(Dataset rows about figures)
★ ★ ★
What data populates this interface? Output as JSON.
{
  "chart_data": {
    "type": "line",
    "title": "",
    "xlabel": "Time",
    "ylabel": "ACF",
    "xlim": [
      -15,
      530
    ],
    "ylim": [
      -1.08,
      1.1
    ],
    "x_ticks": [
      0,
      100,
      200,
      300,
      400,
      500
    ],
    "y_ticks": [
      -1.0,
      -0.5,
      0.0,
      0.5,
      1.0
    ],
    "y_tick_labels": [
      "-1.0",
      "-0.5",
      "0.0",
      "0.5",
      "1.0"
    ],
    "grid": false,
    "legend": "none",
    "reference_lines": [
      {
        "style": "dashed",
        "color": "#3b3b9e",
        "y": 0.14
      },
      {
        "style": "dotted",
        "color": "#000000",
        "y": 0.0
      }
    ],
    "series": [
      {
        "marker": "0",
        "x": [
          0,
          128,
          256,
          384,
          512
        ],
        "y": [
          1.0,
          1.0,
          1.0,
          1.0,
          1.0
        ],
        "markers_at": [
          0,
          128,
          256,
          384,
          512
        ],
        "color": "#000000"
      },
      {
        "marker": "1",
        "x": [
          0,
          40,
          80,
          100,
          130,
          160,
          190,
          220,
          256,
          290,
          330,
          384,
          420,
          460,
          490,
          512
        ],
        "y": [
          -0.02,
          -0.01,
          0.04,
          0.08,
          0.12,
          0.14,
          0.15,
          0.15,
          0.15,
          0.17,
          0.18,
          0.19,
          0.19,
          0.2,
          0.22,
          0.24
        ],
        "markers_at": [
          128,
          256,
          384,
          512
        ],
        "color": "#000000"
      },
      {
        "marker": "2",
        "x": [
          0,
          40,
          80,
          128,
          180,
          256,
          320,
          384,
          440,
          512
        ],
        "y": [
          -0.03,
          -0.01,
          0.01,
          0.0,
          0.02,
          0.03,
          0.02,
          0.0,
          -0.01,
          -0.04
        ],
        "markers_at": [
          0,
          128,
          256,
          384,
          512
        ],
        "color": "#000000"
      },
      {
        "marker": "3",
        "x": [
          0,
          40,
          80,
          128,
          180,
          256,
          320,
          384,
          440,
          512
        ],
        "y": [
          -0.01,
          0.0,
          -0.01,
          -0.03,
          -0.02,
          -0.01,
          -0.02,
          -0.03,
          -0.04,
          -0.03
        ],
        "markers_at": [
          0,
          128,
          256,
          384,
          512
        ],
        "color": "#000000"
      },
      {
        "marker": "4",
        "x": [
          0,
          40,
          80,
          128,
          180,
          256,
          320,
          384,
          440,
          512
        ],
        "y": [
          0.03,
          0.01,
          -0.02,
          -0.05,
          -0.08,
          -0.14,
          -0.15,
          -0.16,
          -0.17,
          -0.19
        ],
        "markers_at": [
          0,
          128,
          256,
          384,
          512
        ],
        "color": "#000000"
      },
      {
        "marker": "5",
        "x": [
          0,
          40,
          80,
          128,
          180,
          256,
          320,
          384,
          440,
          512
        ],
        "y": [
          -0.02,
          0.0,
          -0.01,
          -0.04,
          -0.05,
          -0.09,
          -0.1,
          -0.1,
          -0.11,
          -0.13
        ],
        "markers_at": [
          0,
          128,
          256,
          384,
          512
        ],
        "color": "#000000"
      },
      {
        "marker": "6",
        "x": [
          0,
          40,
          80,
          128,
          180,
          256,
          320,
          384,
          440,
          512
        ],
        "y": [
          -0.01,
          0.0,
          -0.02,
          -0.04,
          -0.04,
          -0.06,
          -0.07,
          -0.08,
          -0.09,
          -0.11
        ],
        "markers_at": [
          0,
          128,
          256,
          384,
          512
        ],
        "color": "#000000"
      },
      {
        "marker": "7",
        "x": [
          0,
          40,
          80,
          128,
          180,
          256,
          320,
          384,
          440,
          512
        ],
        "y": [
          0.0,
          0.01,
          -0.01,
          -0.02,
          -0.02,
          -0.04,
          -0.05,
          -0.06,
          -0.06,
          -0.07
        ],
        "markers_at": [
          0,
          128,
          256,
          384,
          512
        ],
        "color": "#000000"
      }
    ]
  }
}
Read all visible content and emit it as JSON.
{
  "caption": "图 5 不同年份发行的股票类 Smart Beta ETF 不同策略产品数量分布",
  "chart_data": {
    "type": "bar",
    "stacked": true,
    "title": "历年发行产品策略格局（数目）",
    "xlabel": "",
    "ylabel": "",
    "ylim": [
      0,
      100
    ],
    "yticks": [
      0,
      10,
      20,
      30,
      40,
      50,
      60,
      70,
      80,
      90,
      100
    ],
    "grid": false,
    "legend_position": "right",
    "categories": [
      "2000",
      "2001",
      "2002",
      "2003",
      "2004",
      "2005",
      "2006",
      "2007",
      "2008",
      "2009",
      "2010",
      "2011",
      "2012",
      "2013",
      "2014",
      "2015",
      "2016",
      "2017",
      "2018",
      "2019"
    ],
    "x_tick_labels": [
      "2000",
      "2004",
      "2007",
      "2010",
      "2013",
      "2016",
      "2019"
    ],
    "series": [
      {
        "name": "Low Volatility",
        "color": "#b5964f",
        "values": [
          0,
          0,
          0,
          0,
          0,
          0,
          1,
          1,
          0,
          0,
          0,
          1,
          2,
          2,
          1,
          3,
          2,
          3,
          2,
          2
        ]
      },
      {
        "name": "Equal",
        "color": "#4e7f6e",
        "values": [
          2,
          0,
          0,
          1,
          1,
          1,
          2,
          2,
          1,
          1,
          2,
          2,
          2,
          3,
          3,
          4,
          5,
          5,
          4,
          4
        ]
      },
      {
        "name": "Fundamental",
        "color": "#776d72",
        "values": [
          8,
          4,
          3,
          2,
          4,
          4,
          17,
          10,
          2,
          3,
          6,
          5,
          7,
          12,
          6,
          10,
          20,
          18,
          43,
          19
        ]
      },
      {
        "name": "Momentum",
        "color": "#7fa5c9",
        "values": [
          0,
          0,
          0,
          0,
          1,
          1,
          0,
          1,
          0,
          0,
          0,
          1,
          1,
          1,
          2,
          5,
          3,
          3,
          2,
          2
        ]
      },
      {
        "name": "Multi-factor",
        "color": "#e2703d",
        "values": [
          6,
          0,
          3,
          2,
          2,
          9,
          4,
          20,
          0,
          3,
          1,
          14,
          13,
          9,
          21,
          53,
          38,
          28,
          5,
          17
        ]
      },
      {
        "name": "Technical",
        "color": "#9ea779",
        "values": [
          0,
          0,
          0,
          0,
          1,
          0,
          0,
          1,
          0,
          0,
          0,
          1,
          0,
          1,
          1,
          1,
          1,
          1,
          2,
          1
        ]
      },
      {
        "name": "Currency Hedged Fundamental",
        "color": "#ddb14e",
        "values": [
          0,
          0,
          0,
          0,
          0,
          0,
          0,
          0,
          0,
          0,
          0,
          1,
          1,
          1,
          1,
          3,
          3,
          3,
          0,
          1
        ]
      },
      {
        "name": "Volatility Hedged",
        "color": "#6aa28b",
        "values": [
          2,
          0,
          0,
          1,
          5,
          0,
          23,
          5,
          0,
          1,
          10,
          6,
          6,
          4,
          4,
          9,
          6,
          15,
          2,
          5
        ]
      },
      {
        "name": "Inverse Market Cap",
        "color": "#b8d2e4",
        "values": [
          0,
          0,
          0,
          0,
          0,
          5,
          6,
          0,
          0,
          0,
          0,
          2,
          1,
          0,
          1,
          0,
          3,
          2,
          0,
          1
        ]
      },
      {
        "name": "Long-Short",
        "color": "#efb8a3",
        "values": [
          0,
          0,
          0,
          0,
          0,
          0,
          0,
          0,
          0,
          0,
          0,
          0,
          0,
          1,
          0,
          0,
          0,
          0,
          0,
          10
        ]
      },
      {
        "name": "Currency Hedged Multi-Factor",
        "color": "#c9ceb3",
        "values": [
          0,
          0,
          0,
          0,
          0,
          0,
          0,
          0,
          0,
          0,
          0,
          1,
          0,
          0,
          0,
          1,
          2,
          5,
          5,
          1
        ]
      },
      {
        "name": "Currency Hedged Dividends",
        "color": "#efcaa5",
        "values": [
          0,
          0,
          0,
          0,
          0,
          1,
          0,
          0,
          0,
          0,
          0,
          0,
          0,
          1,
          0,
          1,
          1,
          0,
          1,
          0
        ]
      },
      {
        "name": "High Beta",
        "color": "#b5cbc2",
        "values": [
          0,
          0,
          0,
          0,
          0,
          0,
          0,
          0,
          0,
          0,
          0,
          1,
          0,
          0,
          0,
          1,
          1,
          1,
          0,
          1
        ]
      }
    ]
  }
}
★ ★ ★
Collect the lines of the records that include the string "Hedged".

* [ANSWER TO THE TASK]
        "name": "Currency Hedged Fundamental",
        "name": "Volatility Hedged",
        "name": "Currency Hedged Multi-Factor",
        "name": "Currency Hedged Dividends",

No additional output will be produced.